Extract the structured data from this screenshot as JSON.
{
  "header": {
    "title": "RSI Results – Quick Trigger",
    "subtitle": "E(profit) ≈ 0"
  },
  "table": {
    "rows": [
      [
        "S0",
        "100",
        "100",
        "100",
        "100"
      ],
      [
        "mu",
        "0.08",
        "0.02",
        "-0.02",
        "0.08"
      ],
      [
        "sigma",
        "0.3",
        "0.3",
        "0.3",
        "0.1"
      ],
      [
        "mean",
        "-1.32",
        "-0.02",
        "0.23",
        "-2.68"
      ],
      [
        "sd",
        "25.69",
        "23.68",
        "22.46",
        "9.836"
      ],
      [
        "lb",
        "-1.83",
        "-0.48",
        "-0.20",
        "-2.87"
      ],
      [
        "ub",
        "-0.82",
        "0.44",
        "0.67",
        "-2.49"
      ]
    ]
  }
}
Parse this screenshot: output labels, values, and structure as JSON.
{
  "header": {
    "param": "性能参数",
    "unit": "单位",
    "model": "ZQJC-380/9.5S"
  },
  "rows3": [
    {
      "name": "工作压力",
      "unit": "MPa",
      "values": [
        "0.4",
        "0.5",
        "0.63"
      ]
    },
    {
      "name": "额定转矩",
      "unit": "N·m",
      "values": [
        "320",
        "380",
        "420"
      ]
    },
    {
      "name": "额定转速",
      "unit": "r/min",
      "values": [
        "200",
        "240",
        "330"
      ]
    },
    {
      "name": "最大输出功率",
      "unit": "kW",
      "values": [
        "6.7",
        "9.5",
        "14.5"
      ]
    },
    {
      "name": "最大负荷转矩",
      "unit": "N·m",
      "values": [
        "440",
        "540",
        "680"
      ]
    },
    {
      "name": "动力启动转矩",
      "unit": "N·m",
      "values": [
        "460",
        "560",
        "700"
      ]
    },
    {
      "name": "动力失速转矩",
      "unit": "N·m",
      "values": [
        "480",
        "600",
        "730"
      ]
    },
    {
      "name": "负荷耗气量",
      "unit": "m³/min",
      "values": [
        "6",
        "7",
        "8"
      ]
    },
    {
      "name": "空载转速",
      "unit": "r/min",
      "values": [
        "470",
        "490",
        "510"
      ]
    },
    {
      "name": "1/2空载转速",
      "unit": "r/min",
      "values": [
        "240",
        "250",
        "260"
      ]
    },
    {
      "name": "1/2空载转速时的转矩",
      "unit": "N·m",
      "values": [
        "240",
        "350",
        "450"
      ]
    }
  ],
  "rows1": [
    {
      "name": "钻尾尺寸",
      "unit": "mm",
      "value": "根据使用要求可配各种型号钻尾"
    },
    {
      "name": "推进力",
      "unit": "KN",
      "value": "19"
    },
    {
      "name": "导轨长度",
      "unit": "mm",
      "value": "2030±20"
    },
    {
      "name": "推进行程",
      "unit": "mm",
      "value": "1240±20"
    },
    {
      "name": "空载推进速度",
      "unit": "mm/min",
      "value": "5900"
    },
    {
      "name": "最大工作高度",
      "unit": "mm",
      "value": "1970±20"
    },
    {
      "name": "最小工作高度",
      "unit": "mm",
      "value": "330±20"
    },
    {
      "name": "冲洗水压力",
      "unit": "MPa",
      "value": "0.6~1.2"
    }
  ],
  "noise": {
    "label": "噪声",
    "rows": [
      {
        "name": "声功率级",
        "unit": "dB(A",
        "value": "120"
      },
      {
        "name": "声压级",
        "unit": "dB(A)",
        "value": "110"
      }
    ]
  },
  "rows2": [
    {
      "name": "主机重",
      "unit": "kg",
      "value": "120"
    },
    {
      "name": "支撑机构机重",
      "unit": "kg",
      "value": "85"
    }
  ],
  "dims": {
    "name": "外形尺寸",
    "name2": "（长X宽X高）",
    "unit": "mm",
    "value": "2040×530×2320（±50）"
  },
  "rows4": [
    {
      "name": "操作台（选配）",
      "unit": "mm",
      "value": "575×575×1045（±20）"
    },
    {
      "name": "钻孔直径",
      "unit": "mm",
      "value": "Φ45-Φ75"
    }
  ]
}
+++
▶ PROBLEM DETAILS
Each line above that holds the string "this" should be copied and shown.

▶ SOLUTION BELOW
Extract the structured data from this screenshot as JSON.
Parse this screenshot: output labels, values, and structure as JSON.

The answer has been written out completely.